→ **Work to complete**
Transcribe all records exactly.

→ **Records shown**
########################################
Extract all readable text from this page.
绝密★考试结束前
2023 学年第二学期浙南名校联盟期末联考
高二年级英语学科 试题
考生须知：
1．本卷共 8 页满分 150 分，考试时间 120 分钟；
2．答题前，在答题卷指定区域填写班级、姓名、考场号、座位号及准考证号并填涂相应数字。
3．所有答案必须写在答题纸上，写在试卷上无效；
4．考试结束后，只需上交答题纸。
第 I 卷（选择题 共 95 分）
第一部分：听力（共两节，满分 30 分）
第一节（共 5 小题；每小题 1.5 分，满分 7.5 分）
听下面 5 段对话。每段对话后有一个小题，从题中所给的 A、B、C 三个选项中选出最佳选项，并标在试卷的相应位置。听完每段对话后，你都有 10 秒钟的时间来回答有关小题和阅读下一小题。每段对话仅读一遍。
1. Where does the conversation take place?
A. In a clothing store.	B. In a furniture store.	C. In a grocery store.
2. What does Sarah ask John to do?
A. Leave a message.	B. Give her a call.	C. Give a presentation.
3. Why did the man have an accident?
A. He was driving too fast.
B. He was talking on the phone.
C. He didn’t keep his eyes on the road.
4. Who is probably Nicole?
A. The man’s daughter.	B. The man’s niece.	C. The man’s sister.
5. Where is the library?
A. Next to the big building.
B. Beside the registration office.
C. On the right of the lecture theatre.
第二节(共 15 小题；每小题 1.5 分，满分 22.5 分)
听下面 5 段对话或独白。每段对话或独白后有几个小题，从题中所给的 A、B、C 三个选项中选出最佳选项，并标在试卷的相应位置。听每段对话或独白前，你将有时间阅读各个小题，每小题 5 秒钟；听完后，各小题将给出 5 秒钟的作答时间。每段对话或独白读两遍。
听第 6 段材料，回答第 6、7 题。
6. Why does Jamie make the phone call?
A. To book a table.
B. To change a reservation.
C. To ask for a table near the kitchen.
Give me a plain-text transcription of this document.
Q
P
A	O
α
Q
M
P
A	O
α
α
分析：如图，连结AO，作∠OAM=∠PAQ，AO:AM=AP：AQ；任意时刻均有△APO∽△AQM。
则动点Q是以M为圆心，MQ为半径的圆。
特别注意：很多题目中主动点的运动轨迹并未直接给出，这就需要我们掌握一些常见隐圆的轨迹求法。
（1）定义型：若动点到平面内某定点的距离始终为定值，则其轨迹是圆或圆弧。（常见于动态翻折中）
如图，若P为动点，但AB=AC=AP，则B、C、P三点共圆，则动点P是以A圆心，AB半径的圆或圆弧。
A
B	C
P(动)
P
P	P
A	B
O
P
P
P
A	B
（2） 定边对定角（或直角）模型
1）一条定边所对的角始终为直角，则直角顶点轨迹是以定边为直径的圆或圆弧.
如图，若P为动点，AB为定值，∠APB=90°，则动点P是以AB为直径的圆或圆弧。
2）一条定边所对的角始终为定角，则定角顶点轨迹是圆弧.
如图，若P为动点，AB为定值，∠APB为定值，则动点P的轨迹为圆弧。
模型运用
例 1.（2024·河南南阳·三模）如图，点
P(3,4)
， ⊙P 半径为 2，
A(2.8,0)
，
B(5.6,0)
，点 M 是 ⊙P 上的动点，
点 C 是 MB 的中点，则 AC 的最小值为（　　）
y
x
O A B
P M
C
########################################
→ **The completed task**
Extract all readable text from this page.
绝密★考试结束前
2023 学年第二学期浙南名校联盟期末联考
高二年级英语学科 试题
考生须知：
1．本卷共 8 页满分 150 分，考试时间 120 分钟；
2．答题前，在答题卷指定区域填写班级、姓名、考场号、座位号及准考证号并填涂相应数字。
3．所有答案必须写在答题纸上，写在试卷上无效；
4．考试结束后，只需上交答题纸。
第 I 卷（选择题 共 95 分）
第一部分：听力（共两节，满分 30 分）
第一节（共 5 小题；每小题 1.5 分，满分 7.5 分）
听下面 5 段对话。每段对话后有一个小题，从题中所给的 A、B、C 三个选项中选出最佳选项，并标在试卷的相应位置。听完每段对话后，你都有 10 秒钟的时间来回答有关小题和阅读下一小题。每段对话仅读一遍。
1. Where does the conversation take place?
A. In a clothing store.	B. In a furniture store.	C. In a grocery store.
2. What does Sarah ask John to do?
A. Leave a message.	B. Give her a call.	C. Give a presentation.
3. Why did the man have an accident?
A. He was driving too fast.
B. He was talking on the phone.
C. He didn’t keep his eyes on the road.
4. Who is probably Nicole?
A. The man’s daughter.	B. The man’s niece.	C. The man’s sister.
5. Where is the library?
A. Next to the big building.
B. Beside the registration office.
C. On the right of the lecture theatre.
第二节(共 15 小题；每小题 1.5 分，满分 22.5 分)
听下面 5 段对话或独白。每段对话或独白后有几个小题，从题中所给的 A、B、C 三个选项中选出最佳选项，并标在试卷的相应位置。听每段对话或独白前，你将有时间阅读各个小题，每小题 5 秒钟；听完后，各小题将给出 5 秒钟的作答时间。每段对话或独白读两遍。
听第 6 段材料，回答第 6、7 题。
6. Why does Jamie make the phone call?
A. To book a table.
B. To change a reservation.
C. To ask for a table near the kitchen.
Give me a plain-text transcription of this document.
Q
P
A	O
α
Q
M
P
A	O
α
α
分析：如图，连结AO，作∠OAM=∠PAQ，AO:AM=AP：AQ；任意时刻均有△APO∽△AQM。
则动点Q是以M为圆心，MQ为半径的圆。
特别注意：很多题目中主动点的运动轨迹并未直接给出，这就需要我们掌握一些常见隐圆的轨迹求法。
（1）定义型：若动点到平面内某定点的距离始终为定值，则其轨迹是圆或圆弧。（常见于动态翻折中）
如图，若P为动点，但AB=AC=AP，则B、C、P三点共圆，则动点P是以A圆心，AB半径的圆或圆弧。
A
B	C
P(动)
P
P	P
A	B
O
P
P
P
A	B
（2） 定边对定角（或直角）模型
1）一条定边所对的角始终为直角，则直角顶点轨迹是以定边为直径的圆或圆弧.
如图，若P为动点，AB为定值，∠APB=90°，则动点P是以AB为直径的圆或圆弧。
2）一条定边所对的角始终为定角，则定角顶点轨迹是圆弧.
如图，若P为动点，AB为定值，∠APB为定值，则动点P的轨迹为圆弧。
模型运用
例 1.（2024·河南南阳·三模）如图，点
P(3,4)
， ⊙P 半径为 2，
A(2.8,0)
，
B(5.6,0)
，点 M 是 ⊙P 上的动点，
点 C 是 MB 的中点，则 AC 的最小值为（　　）
y
x
O A B
P M
C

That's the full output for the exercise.